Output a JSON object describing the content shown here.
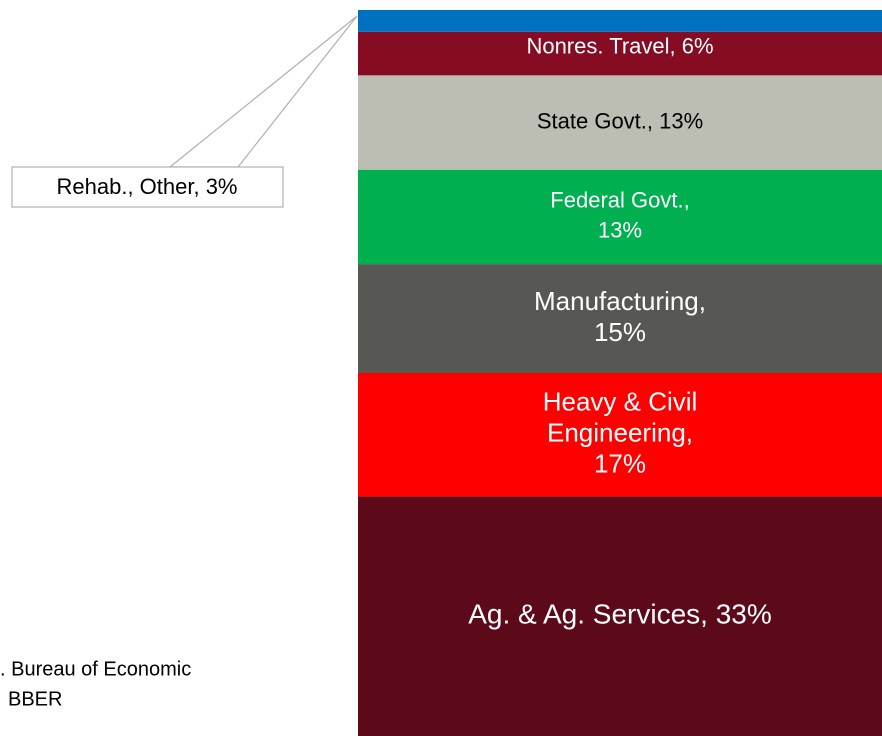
{
  "chart_data": {
    "type": "stacked_bar",
    "ylim": [
      0,
      100
    ],
    "series": [
      {
        "label_lines": [
          "Ag. & Ag. Services, 33%"
        ],
        "values": [
          33
        ],
        "color": "#5c0a1a",
        "text_color": "#ffffff"
      },
      {
        "label_lines": [
          "Heavy & Civil",
          "Engineering,",
          "17%"
        ],
        "values": [
          17
        ],
        "color": "#ff0000",
        "text_color": "#ffffff"
      },
      {
        "label_lines": [
          "Manufacturing,",
          "15%"
        ],
        "values": [
          15
        ],
        "color": "#575753",
        "text_color": "#ffffff"
      },
      {
        "label_lines": [
          "Federal Govt.,",
          "13%"
        ],
        "values": [
          13
        ],
        "color": "#00b050",
        "text_color": "#ffffff"
      },
      {
        "label_lines": [
          "State Govt., 13%"
        ],
        "values": [
          13
        ],
        "color": "#bcbdb3",
        "text_color": "#000000"
      },
      {
        "label_lines": [
          "Nonres. Travel, 6%"
        ],
        "values": [
          6
        ],
        "color": "#850c22",
        "text_color": "#ffffff"
      },
      {
        "label_lines": [
          "Rehab., Other, 3%"
        ],
        "values": [
          3
        ],
        "color": "#0070c0",
        "text_color": "#000000",
        "callout": true
      }
    ],
    "source_lines": [
      ". Bureau of Economic",
      "BBER"
    ]
  }
}
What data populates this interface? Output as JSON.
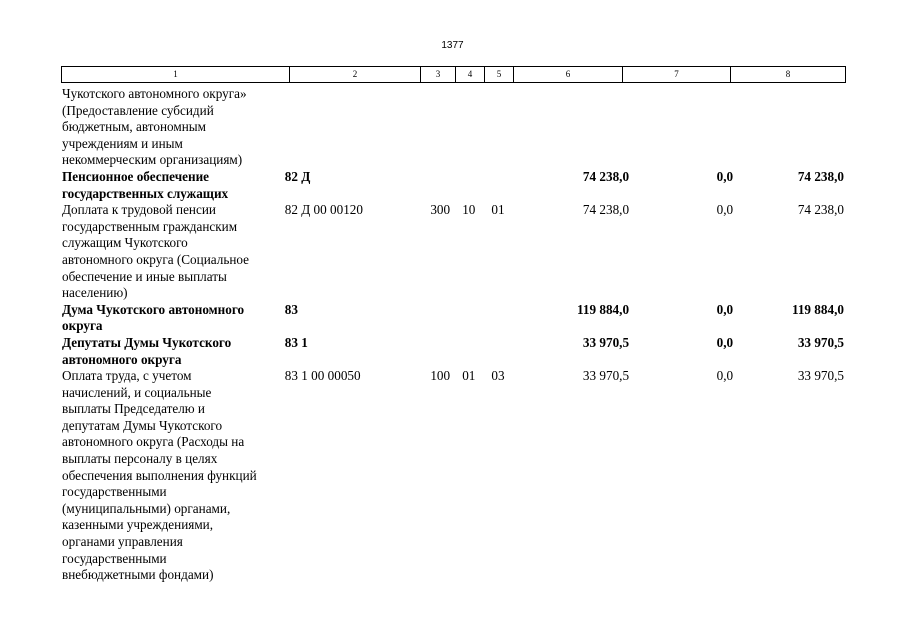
{
  "page_number": "1377",
  "header_columns": [
    "1",
    "2",
    "3",
    "4",
    "5",
    "6",
    "7",
    "8"
  ],
  "rows": [
    {
      "bold": false,
      "name": "Чукотского автономного округа» (Предоставление субсидий бюджетным, автономным учреждениям и иным некоммерческим организациям)",
      "name_lines": [
        "Чукотского автономного округа»",
        "(Предоставление субсидий",
        "бюджетным, автономным",
        "учреждениям и иным",
        "некоммерческим организациям)"
      ],
      "code": "",
      "vr": "",
      "rz": "",
      "pr": "",
      "sum1": "",
      "sum2": "",
      "sum3": ""
    },
    {
      "bold": true,
      "name_lines": [
        "Пенсионное обеспечение",
        "государственных служащих"
      ],
      "code": "82 Д",
      "vr": "",
      "rz": "",
      "pr": "",
      "sum1": "74 238,0",
      "sum2": "0,0",
      "sum3": "74 238,0"
    },
    {
      "bold": false,
      "name_lines": [
        "Доплата к трудовой пенсии",
        "государственным гражданским",
        "служащим Чукотского",
        "автономного округа (Социальное",
        "обеспечение и иные выплаты",
        "населению)"
      ],
      "code": "82 Д 00 00120",
      "vr": "300",
      "rz": "10",
      "pr": "01",
      "sum1": "74 238,0",
      "sum2": "0,0",
      "sum3": "74 238,0"
    },
    {
      "bold": true,
      "name_lines": [
        "Дума Чукотского автономного",
        "округа"
      ],
      "code": "83",
      "vr": "",
      "rz": "",
      "pr": "",
      "sum1": "119 884,0",
      "sum2": "0,0",
      "sum3": "119 884,0"
    },
    {
      "bold": true,
      "name_lines": [
        "Депутаты Думы Чукотского",
        "автономного округа"
      ],
      "code": "83 1",
      "vr": "",
      "rz": "",
      "pr": "",
      "sum1": "33 970,5",
      "sum2": "0,0",
      "sum3": "33 970,5"
    },
    {
      "bold": false,
      "name_lines": [
        "Оплата труда, с учетом",
        "начислений, и социальные",
        "выплаты Председателю и",
        "депутатам Думы Чукотского",
        "автономного округа (Расходы на",
        "выплаты персоналу в целях",
        "обеспечения выполнения функций",
        "государственными",
        "(муниципальными) органами,",
        "казенными учреждениями,",
        "органами управления",
        "государственными",
        "внебюджетными фондами)"
      ],
      "code": "83 1 00 00050",
      "vr": "100",
      "rz": "01",
      "pr": "03",
      "sum1": "33 970,5",
      "sum2": "0,0",
      "sum3": "33 970,5"
    }
  ]
}
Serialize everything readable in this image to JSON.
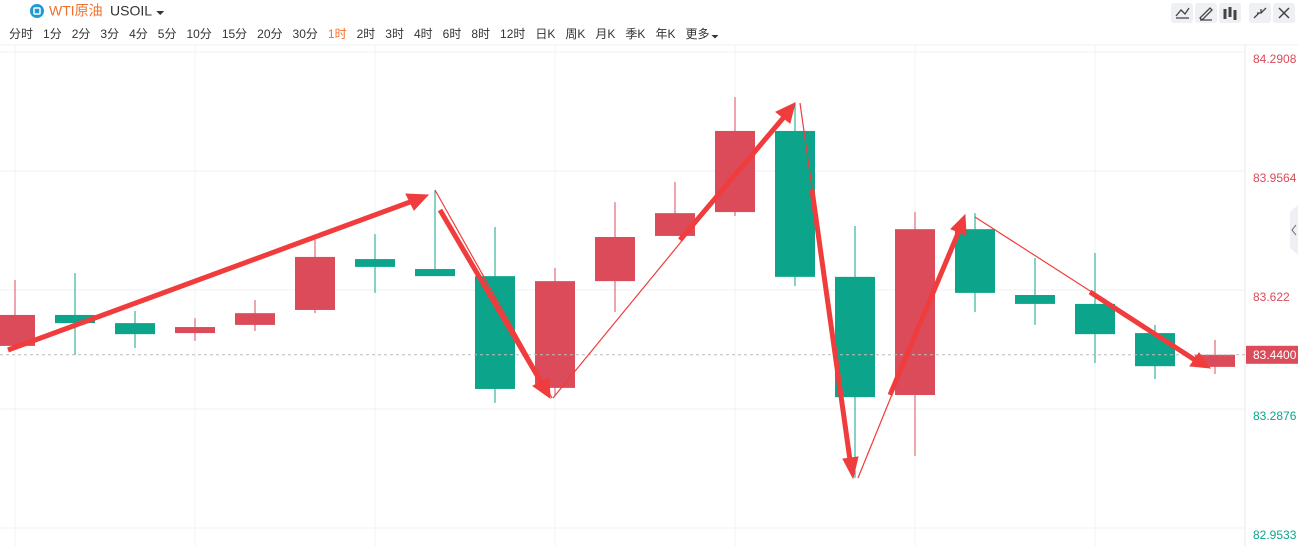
= = =
Copy every record above exactly as written, but leave out the pictures.

Output a JSON object describing the content shown here.
{
  "chart_data": {
    "type": "stacked_bar",
    "ylim": [
      0,
      100
    ],
    "series": [
      {
        "label_lines": [
          "Ag. & Ag. Services, 33%"
        ],
        "values": [
          33
        ],
        "color": "#5c0a1a",
        "text_color": "#ffffff"
      },
      {
        "label_lines": [
          "Heavy & Civil",
          "Engineering,",
          "17%"
        ],
        "values": [
          17
        ],
        "color": "#ff0000",
        "text_color": "#ffffff"
      },
      {
        "label_lines": [
          "Manufacturing,",
          "15%"
        ],
        "values": [
          15
        ],
        "color": "#575753",
        "text_color": "#ffffff"
      },
      {
        "label_lines": [
          "Federal Govt.,",
          "13%"
        ],
        "values": [
          13
        ],
        "color": "#00b050",
        "text_color": "#ffffff"
      },
      {
        "label_lines": [
          "State Govt., 13%"
        ],
        "values": [
          13
        ],
        "color": "#bcbdb3",
        "text_color": "#000000"
      },
      {
        "label_lines": [
          "Nonres. Travel, 6%"
        ],
        "values": [
          6
        ],
        "color": "#850c22",
        "text_color": "#ffffff"
      },
      {
        "label_lines": [
          "Rehab., Other, 3%"
        ],
        "values": [
          3
        ],
        "color": "#0070c0",
        "text_color": "#000000",
        "callout": true
      }
    ],
    "source_lines": [
      ". Bureau of Economic",
      "BBER"
    ]
  }
}
What data populates this interface? Output as JSON.
{
  "page_number": "1377",
  "header_columns": [
    "1",
    "2",
    "3",
    "4",
    "5",
    "6",
    "7",
    "8"
  ],
  "rows": [
    {
      "bold": false,
      "name": "Чукотского автономного округа» (Предоставление субсидий бюджетным, автономным учреждениям и иным некоммерческим организациям)",
      "name_lines": [
        "Чукотского автономного округа»",
        "(Предоставление субсидий",
        "бюджетным, автономным",
        "учреждениям и иным",
        "некоммерческим организациям)"
      ],
      "code": "",
      "vr": "",
      "rz": "",
      "pr": "",
      "sum1": "",
      "sum2": "",
      "sum3": ""
    },
    {
      "bold": true,
      "name_lines": [
        "Пенсионное обеспечение",
        "государственных служащих"
      ],
      "code": "82 Д",
      "vr": "",
      "rz": "",
      "pr": "",
      "sum1": "74 238,0",
      "sum2": "0,0",
      "sum3": "74 238,0"
    },
    {
      "bold": false,
      "name_lines": [
        "Доплата к трудовой пенсии",
        "государственным гражданским",
        "служащим Чукотского",
        "автономного округа (Социальное",
        "обеспечение и иные выплаты",
        "населению)"
      ],
      "code": "82 Д 00 00120",
      "vr": "300",
      "rz": "10",
      "pr": "01",
      "sum1": "74 238,0",
      "sum2": "0,0",
      "sum3": "74 238,0"
    },
    {
      "bold": true,
      "name_lines": [
        "Дума Чукотского автономного",
        "округа"
      ],
      "code": "83",
      "vr": "",
      "rz": "",
      "pr": "",
      "sum1": "119 884,0",
      "sum2": "0,0",
      "sum3": "119 884,0"
    },
    {
      "bold": true,
      "name_lines": [
        "Депутаты Думы Чукотского",
        "автономного округа"
      ],
      "code": "83 1",
      "vr": "",
      "rz": "",
      "pr": "",
      "sum1": "33 970,5",
      "sum2": "0,0",
      "sum3": "33 970,5"
    },
    {
      "bold": false,
      "name_lines": [
        "Оплата труда, с учетом",
        "начислений, и социальные",
        "выплаты Председателю и",
        "депутатам Думы Чукотского",
        "автономного округа (Расходы на",
        "выплаты персоналу в целях",
        "обеспечения выполнения функций",
        "государственными",
        "(муниципальными) органами,",
        "казенными учреждениями,",
        "органами управления",
        "государственными",
        "внебюджетными фондами)"
      ],
      "code": "83 1 00 00050",
      "vr": "100",
      "rz": "01",
      "pr": "03",
      "sum1": "33 970,5",
      "sum2": "0,0",
      "sum3": "33 970,5"
    }
  ]
}
Serialize everything readable in this image to JSON.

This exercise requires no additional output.